[Data tied to figure images]
◇ ◇ ◇ ◇ ◇
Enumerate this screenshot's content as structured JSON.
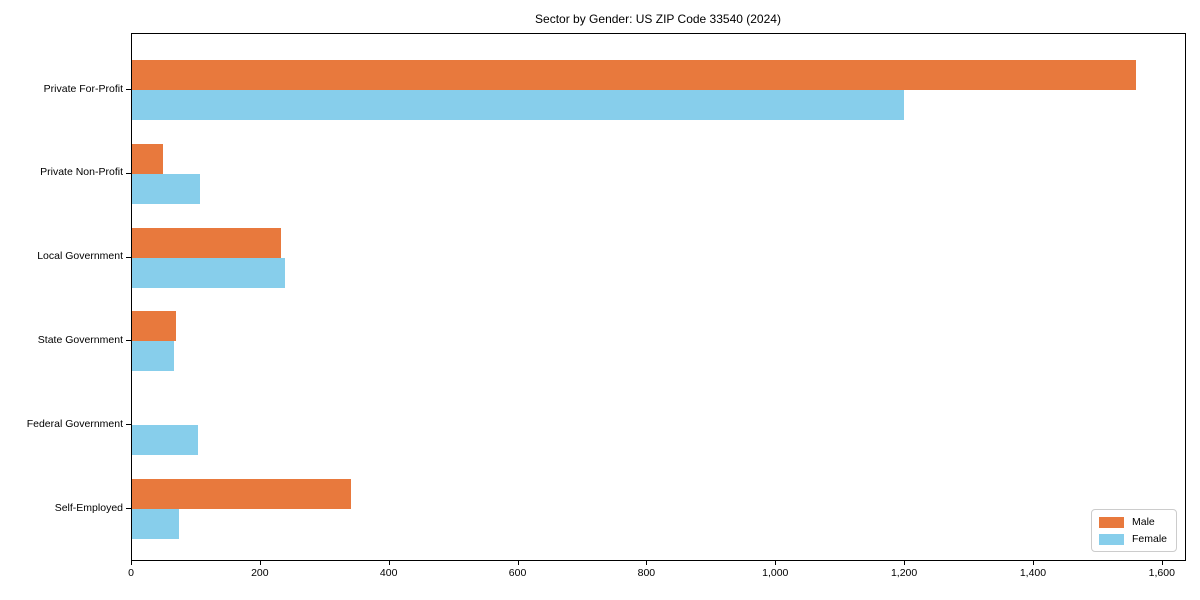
{
  "chart_data": {
    "type": "bar",
    "orientation": "horizontal",
    "title": "Sector by Gender: US ZIP Code 33540 (2024)",
    "categories": [
      "Private For-Profit",
      "Private Non-Profit",
      "Local Government",
      "State Government",
      "Federal Government",
      "Self-Employed"
    ],
    "series": [
      {
        "name": "Male",
        "color": "#e8793d",
        "values": [
          1560,
          48,
          232,
          68,
          0,
          340
        ]
      },
      {
        "name": "Female",
        "color": "#87ceeb",
        "values": [
          1200,
          105,
          238,
          65,
          103,
          73
        ]
      }
    ],
    "xlim": [
      0,
      1600
    ],
    "xticks": [
      0,
      200,
      400,
      600,
      800,
      1000,
      1200,
      1400,
      1600
    ],
    "xtick_labels": [
      "0",
      "200",
      "400",
      "600",
      "800",
      "1,000",
      "1,200",
      "1,400",
      "1,600"
    ],
    "ylabel": "",
    "xlabel": "",
    "grid": false,
    "legend": {
      "position": "lower right",
      "entries": [
        "Male",
        "Female"
      ]
    }
  }
}
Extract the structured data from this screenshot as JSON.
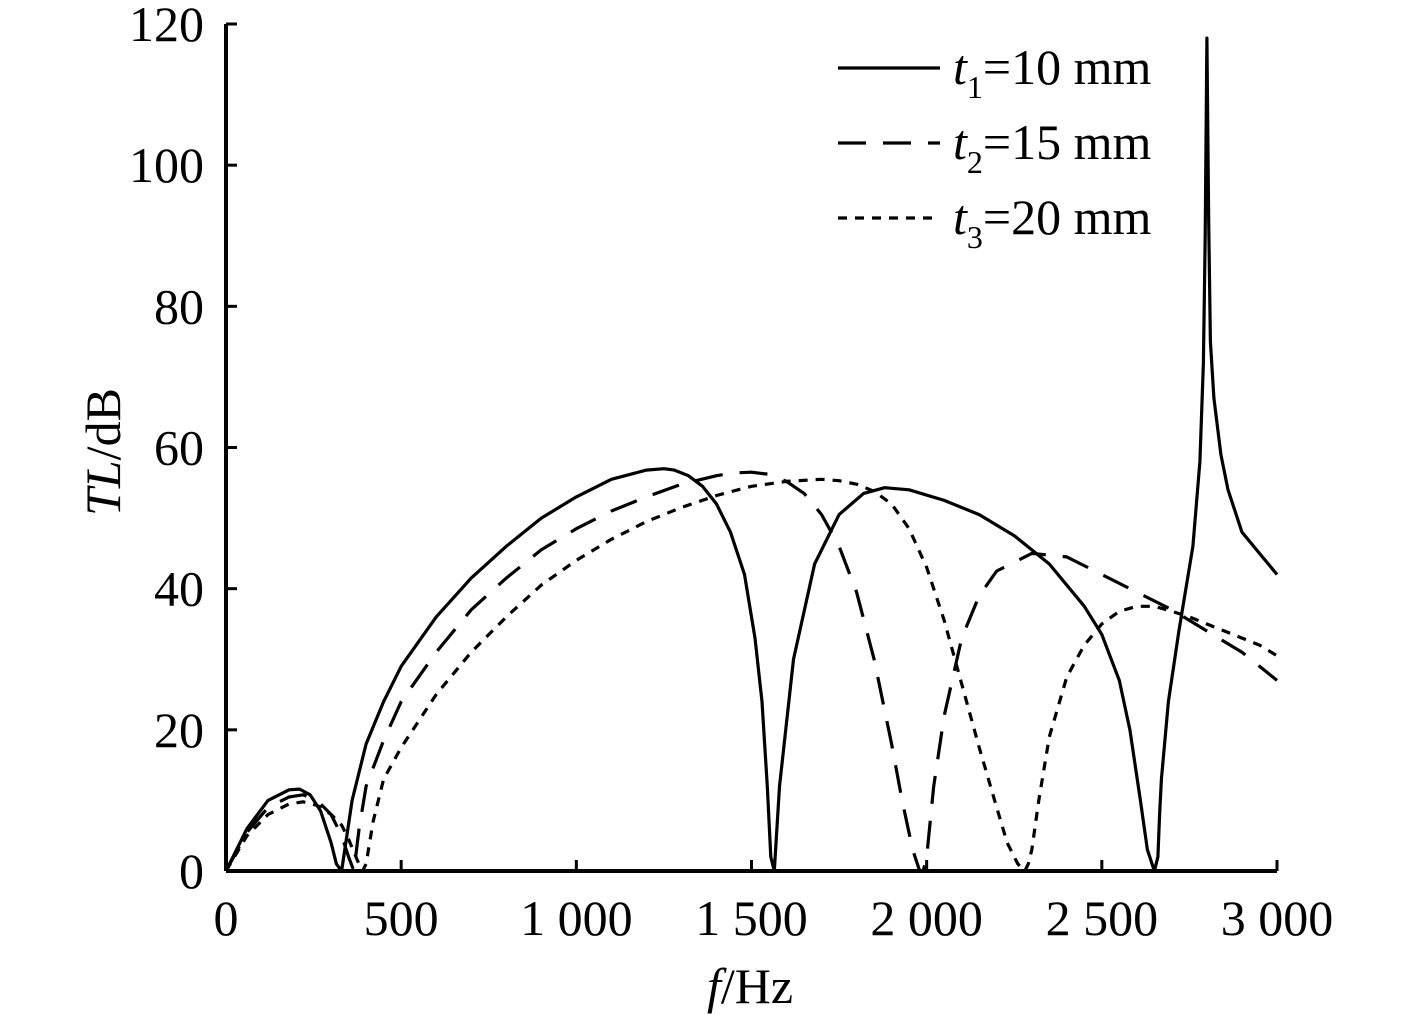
{
  "chart_data": {
    "type": "line",
    "title": "",
    "xlabel": {
      "var": "f",
      "unit": "/Hz"
    },
    "ylabel": {
      "var": "TL",
      "unit": "/dB"
    },
    "xlim": [
      0,
      3000
    ],
    "ylim": [
      0,
      120
    ],
    "xticks": [
      0,
      500,
      1000,
      1500,
      2000,
      2500,
      3000
    ],
    "xtick_labels": [
      "0",
      "500",
      "1 000",
      "1 500",
      "2 000",
      "2 500",
      "3 000"
    ],
    "yticks": [
      0,
      20,
      40,
      60,
      80,
      100,
      120
    ],
    "ytick_labels": [
      "0",
      "20",
      "40",
      "60",
      "80",
      "100",
      "120"
    ],
    "grid": false,
    "legend_position": "top-right",
    "series": [
      {
        "name": "t1=10 mm",
        "legend": {
          "var": "t",
          "sub": "1",
          "rest": "=10 mm"
        },
        "dash": "solid",
        "x": [
          0,
          60,
          120,
          180,
          210,
          240,
          270,
          300,
          315,
          330,
          360,
          400,
          450,
          500,
          600,
          700,
          800,
          900,
          1000,
          1100,
          1200,
          1250,
          1280,
          1320,
          1360,
          1400,
          1440,
          1480,
          1510,
          1530,
          1545,
          1555,
          1565,
          1580,
          1620,
          1680,
          1750,
          1820,
          1880,
          1950,
          2050,
          2150,
          2250,
          2350,
          2450,
          2500,
          2550,
          2580,
          2610,
          2630,
          2650,
          2660,
          2665,
          2670,
          2690,
          2720,
          2760,
          2780,
          2790,
          2795,
          2800,
          2805,
          2810,
          2820,
          2840,
          2860,
          2900,
          2950,
          3000
        ],
        "y": [
          0,
          6,
          10,
          11.5,
          11.6,
          10.8,
          8.5,
          4,
          1,
          0,
          10,
          18,
          24,
          29,
          36,
          41.5,
          46,
          50,
          53,
          55.5,
          56.8,
          57,
          56.8,
          56,
          54.5,
          52,
          48,
          42,
          33,
          24,
          12,
          2,
          0,
          12,
          30,
          43.5,
          50.5,
          53.5,
          54.3,
          54,
          52.5,
          50.5,
          47.5,
          43.5,
          37.5,
          33.5,
          27,
          20,
          10,
          3,
          0,
          2,
          8,
          13,
          24,
          34,
          46,
          58,
          72,
          90,
          118,
          92,
          75,
          67,
          59,
          54,
          48,
          45,
          42
        ]
      },
      {
        "name": "t2=15 mm",
        "legend": {
          "var": "t",
          "sub": "2",
          "rest": "=15 mm"
        },
        "dash": "28 17",
        "x": [
          0,
          60,
          120,
          180,
          220,
          260,
          300,
          330,
          350,
          365,
          380,
          400,
          450,
          500,
          600,
          700,
          800,
          900,
          1000,
          1100,
          1200,
          1300,
          1400,
          1450,
          1500,
          1550,
          1600,
          1650,
          1700,
          1750,
          1800,
          1850,
          1900,
          1930,
          1960,
          1980,
          1990,
          2000,
          2020,
          2050,
          2100,
          2150,
          2200,
          2300,
          2400,
          2500,
          2600,
          2700,
          2800,
          2850,
          2900,
          2950,
          3000
        ],
        "y": [
          0,
          5.5,
          9,
          10.5,
          10.8,
          10,
          8,
          5,
          2,
          0,
          6,
          12,
          18.5,
          24,
          31,
          37,
          41.5,
          45.5,
          48.5,
          51,
          53,
          54.8,
          56,
          56.4,
          56.5,
          56.2,
          55.2,
          53.5,
          50.5,
          46,
          39.5,
          30,
          18,
          10,
          3,
          0,
          0,
          2,
          12,
          22,
          33,
          39,
          42.5,
          45,
          44.5,
          42,
          39.5,
          37,
          34,
          32.5,
          31,
          29,
          27
        ]
      },
      {
        "name": "t3=20 mm",
        "legend": {
          "var": "t",
          "sub": "3",
          "rest": "=20 mm"
        },
        "dash": "9 8",
        "x": [
          0,
          60,
          120,
          180,
          220,
          260,
          300,
          330,
          350,
          375,
          390,
          400,
          420,
          450,
          500,
          600,
          700,
          800,
          900,
          1000,
          1100,
          1200,
          1300,
          1400,
          1500,
          1600,
          1700,
          1750,
          1800,
          1850,
          1900,
          1950,
          2000,
          2050,
          2100,
          2150,
          2200,
          2230,
          2260,
          2280,
          2290,
          2300,
          2320,
          2350,
          2400,
          2450,
          2500,
          2550,
          2600,
          2650,
          2700,
          2750,
          2800,
          2850,
          2900,
          2950,
          3000
        ],
        "y": [
          0,
          5,
          8,
          9.5,
          9.8,
          9.3,
          8,
          6.5,
          4.5,
          1.5,
          0,
          1,
          7,
          13,
          17.5,
          25,
          31,
          36,
          40.5,
          44,
          47,
          49.5,
          51.5,
          53.2,
          54.5,
          55.2,
          55.5,
          55.3,
          54.8,
          53.8,
          52,
          48.5,
          43,
          35.5,
          26.5,
          17.5,
          9,
          4,
          1,
          0,
          1,
          3,
          10,
          19,
          27.5,
          32,
          35,
          36.8,
          37.5,
          37.5,
          36.8,
          36,
          35,
          34,
          33,
          32,
          30.5
        ]
      }
    ]
  }
}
◇ ◇ ◇ ◇ ◇
Look above for lines with the word "Private" and copy them all.

THE OUTPUT –
      "Private For-Profit",
      "Private Non-Profit",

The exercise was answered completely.